* [PROBLEM]:
Below are some entries; can you quote all of them exactly?

* [INPUT ROWS]:
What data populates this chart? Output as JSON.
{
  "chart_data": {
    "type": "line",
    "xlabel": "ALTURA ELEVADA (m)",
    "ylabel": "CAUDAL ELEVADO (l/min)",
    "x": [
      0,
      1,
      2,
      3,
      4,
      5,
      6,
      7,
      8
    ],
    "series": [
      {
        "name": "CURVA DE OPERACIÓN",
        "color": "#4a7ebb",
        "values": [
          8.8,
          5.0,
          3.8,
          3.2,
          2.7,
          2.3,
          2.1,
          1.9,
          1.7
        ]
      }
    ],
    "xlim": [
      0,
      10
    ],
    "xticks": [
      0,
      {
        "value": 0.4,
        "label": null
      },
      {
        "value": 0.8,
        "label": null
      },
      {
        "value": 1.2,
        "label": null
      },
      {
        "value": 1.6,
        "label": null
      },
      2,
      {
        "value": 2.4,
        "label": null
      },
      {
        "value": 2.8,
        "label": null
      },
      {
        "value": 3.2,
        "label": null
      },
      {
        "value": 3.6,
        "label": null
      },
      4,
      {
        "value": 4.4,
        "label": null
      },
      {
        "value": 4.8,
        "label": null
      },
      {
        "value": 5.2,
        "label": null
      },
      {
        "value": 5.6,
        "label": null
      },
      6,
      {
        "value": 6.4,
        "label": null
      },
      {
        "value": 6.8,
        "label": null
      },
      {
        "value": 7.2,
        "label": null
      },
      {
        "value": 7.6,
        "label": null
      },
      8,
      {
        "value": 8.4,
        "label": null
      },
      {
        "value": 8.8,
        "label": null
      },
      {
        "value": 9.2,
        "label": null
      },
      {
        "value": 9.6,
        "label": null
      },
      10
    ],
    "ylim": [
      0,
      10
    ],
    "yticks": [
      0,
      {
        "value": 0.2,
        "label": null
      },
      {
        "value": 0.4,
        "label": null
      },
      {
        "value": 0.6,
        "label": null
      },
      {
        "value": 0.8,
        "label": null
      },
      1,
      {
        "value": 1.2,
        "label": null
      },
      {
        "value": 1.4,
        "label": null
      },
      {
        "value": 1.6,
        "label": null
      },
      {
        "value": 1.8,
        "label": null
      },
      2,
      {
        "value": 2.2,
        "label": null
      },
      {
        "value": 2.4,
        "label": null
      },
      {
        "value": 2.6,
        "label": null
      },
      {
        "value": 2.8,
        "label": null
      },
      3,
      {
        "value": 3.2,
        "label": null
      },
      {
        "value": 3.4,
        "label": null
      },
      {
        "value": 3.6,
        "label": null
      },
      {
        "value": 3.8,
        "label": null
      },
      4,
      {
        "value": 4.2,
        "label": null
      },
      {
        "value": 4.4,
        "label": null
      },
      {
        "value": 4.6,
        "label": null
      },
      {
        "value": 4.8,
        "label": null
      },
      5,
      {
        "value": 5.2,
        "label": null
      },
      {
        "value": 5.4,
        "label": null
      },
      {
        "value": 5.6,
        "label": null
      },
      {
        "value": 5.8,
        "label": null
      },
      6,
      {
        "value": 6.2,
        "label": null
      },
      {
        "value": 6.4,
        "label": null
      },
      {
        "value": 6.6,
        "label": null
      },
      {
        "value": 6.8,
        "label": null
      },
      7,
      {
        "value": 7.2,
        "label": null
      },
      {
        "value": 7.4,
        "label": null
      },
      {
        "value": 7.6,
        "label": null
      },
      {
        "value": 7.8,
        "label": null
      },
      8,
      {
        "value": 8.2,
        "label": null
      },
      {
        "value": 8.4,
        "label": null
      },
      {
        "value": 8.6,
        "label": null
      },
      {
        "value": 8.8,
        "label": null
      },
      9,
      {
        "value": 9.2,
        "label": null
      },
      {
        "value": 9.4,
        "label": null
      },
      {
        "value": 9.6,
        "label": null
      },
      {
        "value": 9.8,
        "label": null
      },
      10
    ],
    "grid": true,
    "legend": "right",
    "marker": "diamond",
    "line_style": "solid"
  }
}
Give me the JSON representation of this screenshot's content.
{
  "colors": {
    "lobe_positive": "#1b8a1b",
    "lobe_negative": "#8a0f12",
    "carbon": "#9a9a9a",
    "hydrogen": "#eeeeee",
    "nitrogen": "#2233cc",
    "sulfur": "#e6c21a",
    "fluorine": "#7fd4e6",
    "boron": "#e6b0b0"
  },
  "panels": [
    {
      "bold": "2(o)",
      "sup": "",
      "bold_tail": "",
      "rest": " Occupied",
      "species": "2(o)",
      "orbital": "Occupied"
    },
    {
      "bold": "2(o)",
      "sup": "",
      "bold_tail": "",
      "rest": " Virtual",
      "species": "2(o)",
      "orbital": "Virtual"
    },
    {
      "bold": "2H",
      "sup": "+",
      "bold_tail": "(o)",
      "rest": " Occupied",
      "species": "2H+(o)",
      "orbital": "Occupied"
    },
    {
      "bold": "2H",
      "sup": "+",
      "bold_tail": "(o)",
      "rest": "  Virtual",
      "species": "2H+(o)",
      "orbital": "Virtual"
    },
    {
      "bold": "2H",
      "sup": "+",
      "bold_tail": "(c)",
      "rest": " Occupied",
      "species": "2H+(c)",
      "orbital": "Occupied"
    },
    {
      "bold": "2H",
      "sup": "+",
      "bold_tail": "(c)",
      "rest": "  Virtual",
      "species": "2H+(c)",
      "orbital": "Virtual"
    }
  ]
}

* [ANSWER IN FULL]:
What data populates this chart? Output as JSON.
{
  "chart_data": {
    "type": "line",
    "xlabel": "ALTURA ELEVADA (m)",
    "ylabel": "CAUDAL ELEVADO (l/min)",
    "x": [
      0,
      1,
      2,
      3,
      4,
      5,
      6,
      7,
      8
    ],
    "series": [
      {
        "name": "CURVA DE OPERACIÓN",
        "color": "#4a7ebb",
        "values": [
          8.8,
          5.0,
          3.8,
          3.2,
          2.7,
          2.3,
          2.1,
          1.9,
          1.7
        ]
      }
    ],
    "xlim": [
      0,
      10
    ],
    "xticks": [
      0,
      {
        "value": 0.4,
        "label": null
      },
      {
        "value": 0.8,
        "label": null
      },
      {
        "value": 1.2,
        "label": null
      },
      {
        "value": 1.6,
        "label": null
      },
      2,
      {
        "value": 2.4,
        "label": null
      },
      {
        "value": 2.8,
        "label": null
      },
      {
        "value": 3.2,
        "label": null
      },
      {
        "value": 3.6,
        "label": null
      },
      4,
      {
        "value": 4.4,
        "label": null
      },
      {
        "value": 4.8,
        "label": null
      },
      {
        "value": 5.2,
        "label": null
      },
      {
        "value": 5.6,
        "label": null
      },
      6,
      {
        "value": 6.4,
        "label": null
      },
      {
        "value": 6.8,
        "label": null
      },
      {
        "value": 7.2,
        "label": null
      },
      {
        "value": 7.6,
        "label": null
      },
      8,
      {
        "value": 8.4,
        "label": null
      },
      {
        "value": 8.8,
        "label": null
      },
      {
        "value": 9.2,
        "label": null
      },
      {
        "value": 9.6,
        "label": null
      },
      10
    ],
    "ylim": [
      0,
      10
    ],
    "yticks": [
      0,
      {
        "value": 0.2,
        "label": null
      },
      {
        "value": 0.4,
        "label": null
      },
      {
        "value": 0.6,
        "label": null
      },
      {
        "value": 0.8,
        "label": null
      },
      1,
      {
        "value": 1.2,
        "label": null
      },
      {
        "value": 1.4,
        "label": null
      },
      {
        "value": 1.6,
        "label": null
      },
      {
        "value": 1.8,
        "label": null
      },
      2,
      {
        "value": 2.2,
        "label": null
      },
      {
        "value": 2.4,
        "label": null
      },
      {
        "value": 2.6,
        "label": null
      },
      {
        "value": 2.8,
        "label": null
      },
      3,
      {
        "value": 3.2,
        "label": null
      },
      {
        "value": 3.4,
        "label": null
      },
      {
        "value": 3.6,
        "label": null
      },
      {
        "value": 3.8,
        "label": null
      },
      4,
      {
        "value": 4.2,
        "label": null
      },
      {
        "value": 4.4,
        "label": null
      },
      {
        "value": 4.6,
        "label": null
      },
      {
        "value": 4.8,
        "label": null
      },
      5,
      {
        "value": 5.2,
        "label": null
      },
      {
        "value": 5.4,
        "label": null
      },
      {
        "value": 5.6,
        "label": null
      },
      {
        "value": 5.8,
        "label": null
      },
      6,
      {
        "value": 6.2,
        "label": null
      },
      {
        "value": 6.4,
        "label": null
      },
      {
        "value": 6.6,
        "label": null
      },
      {
        "value": 6.8,
        "label": null
      },
      7,
      {
        "value": 7.2,
        "label": null
      },
      {
        "value": 7.4,
        "label": null
      },
      {
        "value": 7.6,
        "label": null
      },
      {
        "value": 7.8,
        "label": null
      },
      8,
      {
        "value": 8.2,
        "label": null
      },
      {
        "value": 8.4,
        "label": null
      },
      {
        "value": 8.6,
        "label": null
      },
      {
        "value": 8.8,
        "label": null
      },
      9,
      {
        "value": 9.2,
        "label": null
      },
      {
        "value": 9.4,
        "label": null
      },
      {
        "value": 9.6,
        "label": null
      },
      {
        "value": 9.8,
        "label": null
      },
      10
    ],
    "grid": true,
    "legend": "right",
    "marker": "diamond",
    "line_style": "solid"
  }
}
Give me the JSON representation of this screenshot's content.
{
  "colors": {
    "lobe_positive": "#1b8a1b",
    "lobe_negative": "#8a0f12",
    "carbon": "#9a9a9a",
    "hydrogen": "#eeeeee",
    "nitrogen": "#2233cc",
    "sulfur": "#e6c21a",
    "fluorine": "#7fd4e6",
    "boron": "#e6b0b0"
  },
  "panels": [
    {
      "bold": "2(o)",
      "sup": "",
      "bold_tail": "",
      "rest": " Occupied",
      "species": "2(o)",
      "orbital": "Occupied"
    },
    {
      "bold": "2(o)",
      "sup": "",
      "bold_tail": "",
      "rest": " Virtual",
      "species": "2(o)",
      "orbital": "Virtual"
    },
    {
      "bold": "2H",
      "sup": "+",
      "bold_tail": "(o)",
      "rest": " Occupied",
      "species": "2H+(o)",
      "orbital": "Occupied"
    },
    {
      "bold": "2H",
      "sup": "+",
      "bold_tail": "(o)",
      "rest": "  Virtual",
      "species": "2H+(o)",
      "orbital": "Virtual"
    },
    {
      "bold": "2H",
      "sup": "+",
      "bold_tail": "(c)",
      "rest": " Occupied",
      "species": "2H+(c)",
      "orbital": "Occupied"
    },
    {
      "bold": "2H",
      "sup": "+",
      "bold_tail": "(c)",
      "rest": "  Virtual",
      "species": "2H+(c)",
      "orbital": "Virtual"
    }
  ]
}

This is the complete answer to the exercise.